▸ **Stored data**
>>>>>

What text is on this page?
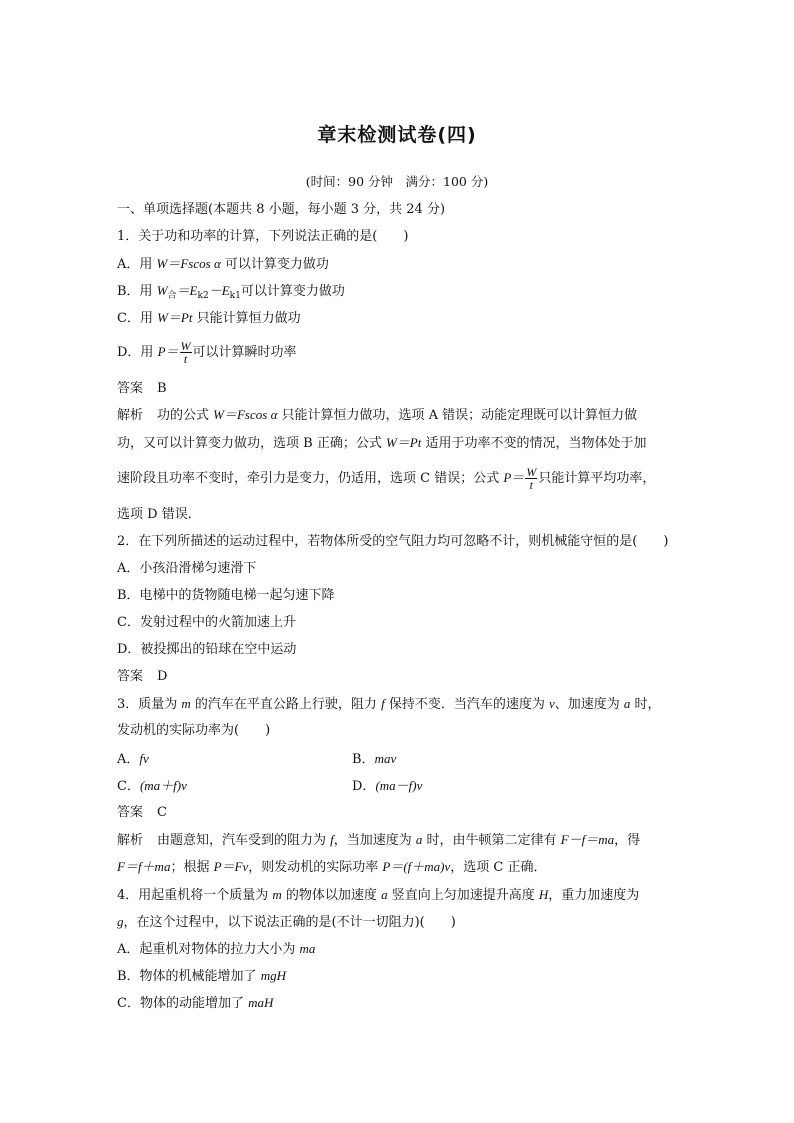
章末检测试卷(四)
(时间：90 分钟　满分：100 分)
一、单项选择题(本题共 8 小题，每小题 3 分，共 24 分)
1．关于功和功率的计算，下列说法正确的是(　　)
A．用 W＝Fscos α 可以计算变力做功
B．用 $W_合=E_{k2}-E_{k1}$可以计算变力做功
C．用 W＝Pt 只能计算恒力做功
D．用 $P= \frac{W}{t}$ 可以计算瞬时功率
答案 B
解析 功的公式 W＝Fscos α 只能计算恒力做功，选项 A 错误；动能定理既可以计算恒力做
功，又可以计算变力做功，选项 B 正确；公式 W＝Pt 适用于功率不变的情况，当物体处于加
速阶段且功率不变时，牵引力是变力，仍适用，选项 C 错误；公式 $P= \frac{W}{t}$ 只能计算平均功率，
选项 D 错误．
2．在下列所描述的运动过程中，若物体所受的空气阻力均可忽略不计，则机械能守恒的是(　　)
A．小孩沿滑梯匀速滑下
B．电梯中的货物随电梯一起匀速下降
C．发射过程中的火箭加速上升
D．被投掷出的铅球在空中运动
答案 D
3．质量为 m 的汽车在平直公路上行驶，阻力 f 保持不变．当汽车的速度为 v、加速度为 a 时，
发动机的实际功率为(　　)
A．fv	B．mav
C．(ma＋f)v	D．(ma－f)v
答案 C
解析 由题意知，汽车受到的阻力为 f，当加速度为 a 时，由牛顿第二定律有 F－f＝ma，得
F＝f＋ma；根据 P＝Fv，则发动机的实际功率 P＝(f＋ma)v，选项 C 正确．
4．用起重机将一个质量为 m 的物体以加速度 a 竖直向上匀加速提升高度 H，重力加速度为
g，在这个过程中，以下说法正确的是(不计一切阻力)(　　)
A．起重机对物体的拉力大小为 ma
B．物体的机械能增加了 mgH
C．物体的动能增加了 maH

<<<<<

▸ **EXERCISE**
Scan the entries above. Copy each line that has the string "Fscos".

▸ **SOLUTION TO THIS TASK**
A．用 W＝Fscos α 可以计算变力做功
解析 功的公式 W＝Fscos α 只能计算恒力做功，选项 A 错误；动能定理既可以计算恒力做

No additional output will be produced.